[SET TASK]
Copy the records word for word from their first line through the line containing "The transistor Q1 is at (691, 239).", including both of those lines.

— BEGIN LISTED ENTRIES —

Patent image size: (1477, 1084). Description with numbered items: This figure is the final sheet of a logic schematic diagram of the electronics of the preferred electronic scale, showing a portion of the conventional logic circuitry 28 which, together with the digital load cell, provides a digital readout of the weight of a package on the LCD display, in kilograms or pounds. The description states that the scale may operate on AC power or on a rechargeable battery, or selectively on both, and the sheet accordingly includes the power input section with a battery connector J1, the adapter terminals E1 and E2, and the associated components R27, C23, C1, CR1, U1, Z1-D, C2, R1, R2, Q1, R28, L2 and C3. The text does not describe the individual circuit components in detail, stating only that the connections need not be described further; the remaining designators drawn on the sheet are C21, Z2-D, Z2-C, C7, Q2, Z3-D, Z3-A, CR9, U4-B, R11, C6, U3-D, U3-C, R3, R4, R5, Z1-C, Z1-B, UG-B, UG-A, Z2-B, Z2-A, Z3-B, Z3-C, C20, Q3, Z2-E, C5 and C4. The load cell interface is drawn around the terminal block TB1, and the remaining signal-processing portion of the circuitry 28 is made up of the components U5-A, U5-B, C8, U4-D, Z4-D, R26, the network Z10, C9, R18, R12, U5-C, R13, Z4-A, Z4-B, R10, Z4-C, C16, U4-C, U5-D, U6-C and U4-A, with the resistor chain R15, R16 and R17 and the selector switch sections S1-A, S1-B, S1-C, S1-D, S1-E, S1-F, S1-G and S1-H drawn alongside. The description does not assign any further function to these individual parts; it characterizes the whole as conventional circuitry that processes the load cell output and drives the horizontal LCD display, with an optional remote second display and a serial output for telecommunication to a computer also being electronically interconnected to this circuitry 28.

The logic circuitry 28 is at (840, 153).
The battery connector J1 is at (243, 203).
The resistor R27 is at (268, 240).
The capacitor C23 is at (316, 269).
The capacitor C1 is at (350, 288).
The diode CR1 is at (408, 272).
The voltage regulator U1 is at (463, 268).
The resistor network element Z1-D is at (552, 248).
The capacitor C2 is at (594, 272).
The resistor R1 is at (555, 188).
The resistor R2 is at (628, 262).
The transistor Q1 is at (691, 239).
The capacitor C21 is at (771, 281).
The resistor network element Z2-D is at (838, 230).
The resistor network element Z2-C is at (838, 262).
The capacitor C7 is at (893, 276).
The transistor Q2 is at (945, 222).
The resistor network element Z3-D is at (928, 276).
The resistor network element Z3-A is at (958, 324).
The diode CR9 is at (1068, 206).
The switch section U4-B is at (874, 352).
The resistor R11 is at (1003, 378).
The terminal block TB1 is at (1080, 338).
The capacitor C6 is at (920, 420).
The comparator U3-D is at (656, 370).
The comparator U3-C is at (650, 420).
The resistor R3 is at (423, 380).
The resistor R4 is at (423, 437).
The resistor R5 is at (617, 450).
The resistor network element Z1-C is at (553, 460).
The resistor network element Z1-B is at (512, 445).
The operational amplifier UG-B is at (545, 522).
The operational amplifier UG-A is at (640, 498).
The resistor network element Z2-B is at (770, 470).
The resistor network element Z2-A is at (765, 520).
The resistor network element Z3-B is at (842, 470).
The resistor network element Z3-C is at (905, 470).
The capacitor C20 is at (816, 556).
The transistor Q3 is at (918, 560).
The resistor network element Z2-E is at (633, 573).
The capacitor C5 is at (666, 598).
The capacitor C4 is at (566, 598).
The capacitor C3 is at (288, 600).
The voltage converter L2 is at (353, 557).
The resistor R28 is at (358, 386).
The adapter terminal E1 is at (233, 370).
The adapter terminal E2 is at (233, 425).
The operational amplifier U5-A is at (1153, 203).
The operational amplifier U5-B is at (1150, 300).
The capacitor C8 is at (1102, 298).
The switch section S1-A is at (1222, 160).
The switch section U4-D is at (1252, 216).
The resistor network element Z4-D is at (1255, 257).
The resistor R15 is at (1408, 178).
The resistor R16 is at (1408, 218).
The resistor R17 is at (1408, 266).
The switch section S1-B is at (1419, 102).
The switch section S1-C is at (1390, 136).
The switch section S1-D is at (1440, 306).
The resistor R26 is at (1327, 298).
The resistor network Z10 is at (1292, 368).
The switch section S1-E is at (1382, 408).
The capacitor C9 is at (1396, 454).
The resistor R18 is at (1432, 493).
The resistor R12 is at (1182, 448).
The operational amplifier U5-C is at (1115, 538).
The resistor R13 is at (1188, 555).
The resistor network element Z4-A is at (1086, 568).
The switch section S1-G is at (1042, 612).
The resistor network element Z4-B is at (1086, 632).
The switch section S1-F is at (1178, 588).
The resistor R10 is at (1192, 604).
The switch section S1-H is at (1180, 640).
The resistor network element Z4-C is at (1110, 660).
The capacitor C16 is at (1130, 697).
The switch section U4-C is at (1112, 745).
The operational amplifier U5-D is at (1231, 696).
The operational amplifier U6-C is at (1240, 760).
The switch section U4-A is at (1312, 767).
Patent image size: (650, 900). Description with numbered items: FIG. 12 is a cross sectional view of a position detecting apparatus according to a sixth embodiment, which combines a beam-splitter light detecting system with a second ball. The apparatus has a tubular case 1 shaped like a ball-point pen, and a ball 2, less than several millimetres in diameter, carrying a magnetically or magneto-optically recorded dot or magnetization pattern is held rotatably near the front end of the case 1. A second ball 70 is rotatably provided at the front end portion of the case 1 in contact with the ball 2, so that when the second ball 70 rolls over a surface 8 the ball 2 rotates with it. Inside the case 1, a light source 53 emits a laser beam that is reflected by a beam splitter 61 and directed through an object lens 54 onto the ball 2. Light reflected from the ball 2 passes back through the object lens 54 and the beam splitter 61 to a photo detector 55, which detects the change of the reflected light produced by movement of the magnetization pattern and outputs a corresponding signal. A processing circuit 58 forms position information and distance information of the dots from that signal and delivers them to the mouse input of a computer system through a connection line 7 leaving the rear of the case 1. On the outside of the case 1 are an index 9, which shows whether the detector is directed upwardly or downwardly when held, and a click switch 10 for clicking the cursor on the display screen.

— END LISTED ENTRIES —

[RESULT BELOW]
Patent image size: (1477, 1084). Description with numbered items: This figure is the final sheet of a logic schematic diagram of the electronics of the preferred electronic scale, showing a portion of the conventional logic circuitry 28 which, together with the digital load cell, provides a digital readout of the weight of a package on the LCD display, in kilograms or pounds. The description states that the scale may operate on AC power or on a rechargeable battery, or selectively on both, and the sheet accordingly includes the power input section with a battery connector J1, the adapter terminals E1 and E2, and the associated components R27, C23, C1, CR1, U1, Z1-D, C2, R1, R2, Q1, R28, L2 and C3. The text does not describe the individual circuit components in detail, stating only that the connections need not be described further; the remaining designators drawn on the sheet are C21, Z2-D, Z2-C, C7, Q2, Z3-D, Z3-A, CR9, U4-B, R11, C6, U3-D, U3-C, R3, R4, R5, Z1-C, Z1-B, UG-B, UG-A, Z2-B, Z2-A, Z3-B, Z3-C, C20, Q3, Z2-E, C5 and C4. The load cell interface is drawn around the terminal block TB1, and the remaining signal-processing portion of the circuitry 28 is made up of the components U5-A, U5-B, C8, U4-D, Z4-D, R26, the network Z10, C9, R18, R12, U5-C, R13, Z4-A, Z4-B, R10, Z4-C, C16, U4-C, U5-D, U6-C and U4-A, with the resistor chain R15, R16 and R17 and the selector switch sections S1-A, S1-B, S1-C, S1-D, S1-E, S1-F, S1-G and S1-H drawn alongside. The description does not assign any further function to these individual parts; it characterizes the whole as conventional circuitry that processes the load cell output and drives the horizontal LCD display, with an optional remote second display and a serial output for telecommunication to a computer also being electronically interconnected to this circuitry 28.

The logic circuitry 28 is at (840, 153).
The battery connector J1 is at (243, 203).
The resistor R27 is at (268, 240).
The capacitor C23 is at (316, 269).
The capacitor C1 is at (350, 288).
The diode CR1 is at (408, 272).
The voltage regulator U1 is at (463, 268).
The resistor network element Z1-D is at (552, 248).
The capacitor C2 is at (594, 272).
The resistor R1 is at (555, 188).
The resistor R2 is at (628, 262).
The transistor Q1 is at (691, 239).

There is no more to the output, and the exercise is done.